EXERCISE BRIEF: Using the entries that follow, collect the lines where the word "AAAAEE" appears.

DATASET ROWS:
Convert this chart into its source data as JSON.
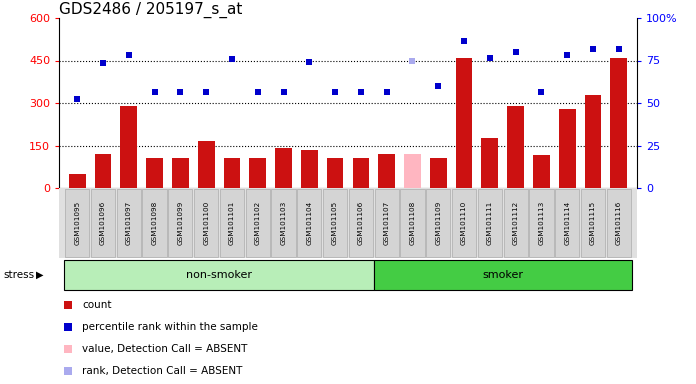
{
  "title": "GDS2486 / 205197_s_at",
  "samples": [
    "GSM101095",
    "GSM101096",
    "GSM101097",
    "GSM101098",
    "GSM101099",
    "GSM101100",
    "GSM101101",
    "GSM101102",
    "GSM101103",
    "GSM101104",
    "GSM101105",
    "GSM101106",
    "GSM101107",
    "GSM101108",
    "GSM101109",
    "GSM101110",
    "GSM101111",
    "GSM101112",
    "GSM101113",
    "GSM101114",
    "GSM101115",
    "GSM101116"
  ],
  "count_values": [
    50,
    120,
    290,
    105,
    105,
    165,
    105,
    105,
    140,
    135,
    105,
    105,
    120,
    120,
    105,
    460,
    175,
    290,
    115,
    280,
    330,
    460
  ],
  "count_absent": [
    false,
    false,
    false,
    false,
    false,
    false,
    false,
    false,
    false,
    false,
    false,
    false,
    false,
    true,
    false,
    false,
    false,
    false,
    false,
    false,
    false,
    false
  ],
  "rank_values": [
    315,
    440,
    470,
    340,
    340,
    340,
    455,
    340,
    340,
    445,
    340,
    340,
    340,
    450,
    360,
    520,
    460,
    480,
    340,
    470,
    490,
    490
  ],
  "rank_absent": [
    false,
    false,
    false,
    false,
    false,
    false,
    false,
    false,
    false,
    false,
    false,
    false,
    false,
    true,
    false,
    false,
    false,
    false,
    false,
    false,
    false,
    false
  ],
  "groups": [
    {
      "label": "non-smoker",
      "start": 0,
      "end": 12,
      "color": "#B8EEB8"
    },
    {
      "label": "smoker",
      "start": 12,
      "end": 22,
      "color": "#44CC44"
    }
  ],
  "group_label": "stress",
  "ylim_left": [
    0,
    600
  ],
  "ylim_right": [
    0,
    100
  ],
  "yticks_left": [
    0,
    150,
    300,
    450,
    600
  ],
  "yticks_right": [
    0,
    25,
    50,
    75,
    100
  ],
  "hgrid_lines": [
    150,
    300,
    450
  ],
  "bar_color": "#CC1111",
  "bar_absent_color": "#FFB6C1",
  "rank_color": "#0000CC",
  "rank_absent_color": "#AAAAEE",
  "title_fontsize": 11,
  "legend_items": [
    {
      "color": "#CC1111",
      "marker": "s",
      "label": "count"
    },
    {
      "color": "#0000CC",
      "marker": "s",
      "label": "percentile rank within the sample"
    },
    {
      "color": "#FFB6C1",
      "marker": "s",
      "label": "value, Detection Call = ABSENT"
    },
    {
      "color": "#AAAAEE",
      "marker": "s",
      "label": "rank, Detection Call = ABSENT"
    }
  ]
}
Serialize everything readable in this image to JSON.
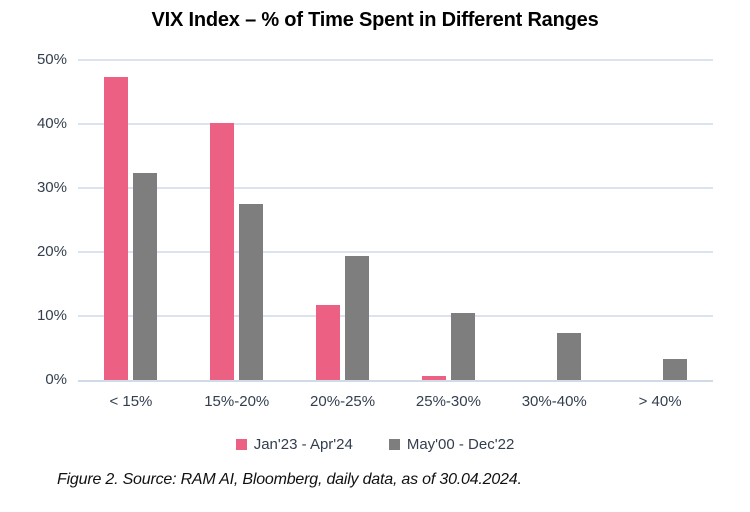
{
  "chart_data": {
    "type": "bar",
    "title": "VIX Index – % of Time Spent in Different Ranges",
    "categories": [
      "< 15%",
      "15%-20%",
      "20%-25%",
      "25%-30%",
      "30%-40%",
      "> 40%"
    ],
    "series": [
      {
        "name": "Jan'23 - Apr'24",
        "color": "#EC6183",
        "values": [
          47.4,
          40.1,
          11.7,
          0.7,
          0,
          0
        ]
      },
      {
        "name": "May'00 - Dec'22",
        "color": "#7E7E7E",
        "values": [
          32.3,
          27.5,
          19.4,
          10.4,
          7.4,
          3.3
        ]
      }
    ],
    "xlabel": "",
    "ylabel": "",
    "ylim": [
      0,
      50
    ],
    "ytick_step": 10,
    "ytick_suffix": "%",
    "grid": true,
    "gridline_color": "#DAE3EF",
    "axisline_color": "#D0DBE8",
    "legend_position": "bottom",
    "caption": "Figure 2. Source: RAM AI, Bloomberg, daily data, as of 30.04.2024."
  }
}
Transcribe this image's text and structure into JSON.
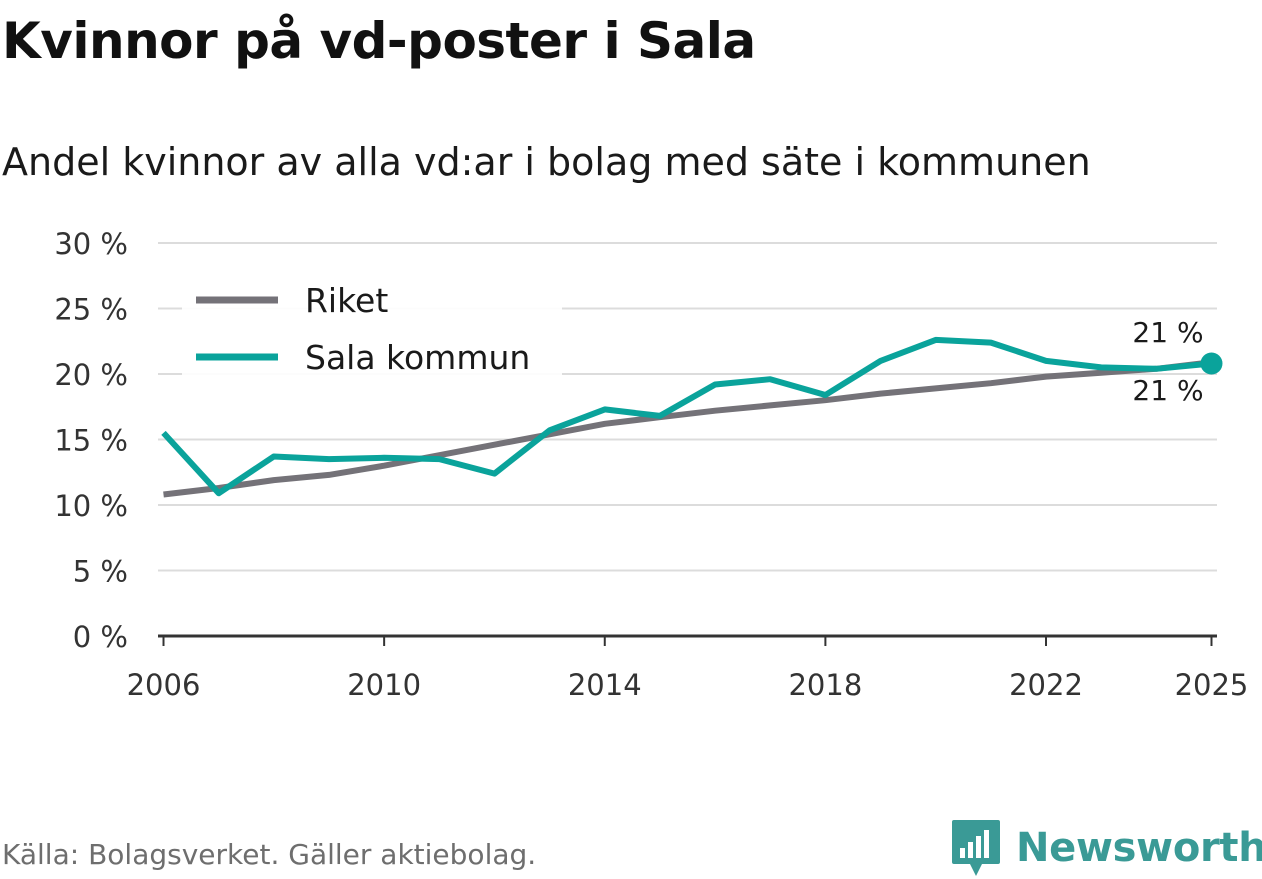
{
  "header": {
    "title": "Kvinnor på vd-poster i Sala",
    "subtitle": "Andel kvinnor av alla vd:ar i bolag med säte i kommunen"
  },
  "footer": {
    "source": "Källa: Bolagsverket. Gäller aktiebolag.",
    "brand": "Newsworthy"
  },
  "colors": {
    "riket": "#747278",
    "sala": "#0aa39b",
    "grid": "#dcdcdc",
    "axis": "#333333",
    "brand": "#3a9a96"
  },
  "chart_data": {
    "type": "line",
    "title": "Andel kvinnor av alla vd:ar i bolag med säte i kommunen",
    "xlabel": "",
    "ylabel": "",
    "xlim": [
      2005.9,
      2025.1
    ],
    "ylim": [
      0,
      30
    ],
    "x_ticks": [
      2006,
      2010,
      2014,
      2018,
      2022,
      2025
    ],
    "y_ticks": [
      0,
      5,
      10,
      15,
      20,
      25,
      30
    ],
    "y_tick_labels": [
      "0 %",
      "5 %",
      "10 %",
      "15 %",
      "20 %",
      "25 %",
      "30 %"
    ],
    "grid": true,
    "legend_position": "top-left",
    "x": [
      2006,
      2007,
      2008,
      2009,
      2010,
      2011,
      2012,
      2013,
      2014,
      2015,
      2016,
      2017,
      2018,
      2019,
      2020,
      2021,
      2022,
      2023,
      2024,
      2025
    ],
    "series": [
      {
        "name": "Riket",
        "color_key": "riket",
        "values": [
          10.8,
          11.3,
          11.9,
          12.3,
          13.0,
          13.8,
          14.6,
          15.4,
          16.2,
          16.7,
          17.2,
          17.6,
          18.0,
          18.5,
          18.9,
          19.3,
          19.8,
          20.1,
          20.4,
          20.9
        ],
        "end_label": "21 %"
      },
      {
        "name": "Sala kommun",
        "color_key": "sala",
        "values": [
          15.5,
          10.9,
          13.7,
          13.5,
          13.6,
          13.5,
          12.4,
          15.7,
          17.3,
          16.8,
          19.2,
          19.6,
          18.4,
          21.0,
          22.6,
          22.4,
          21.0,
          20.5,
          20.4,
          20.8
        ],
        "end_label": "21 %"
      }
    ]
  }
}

RESULT OF THE EXERCISE:
  "rank_absent_color": "#AAAAEE",
      "color": "#AAAAEE",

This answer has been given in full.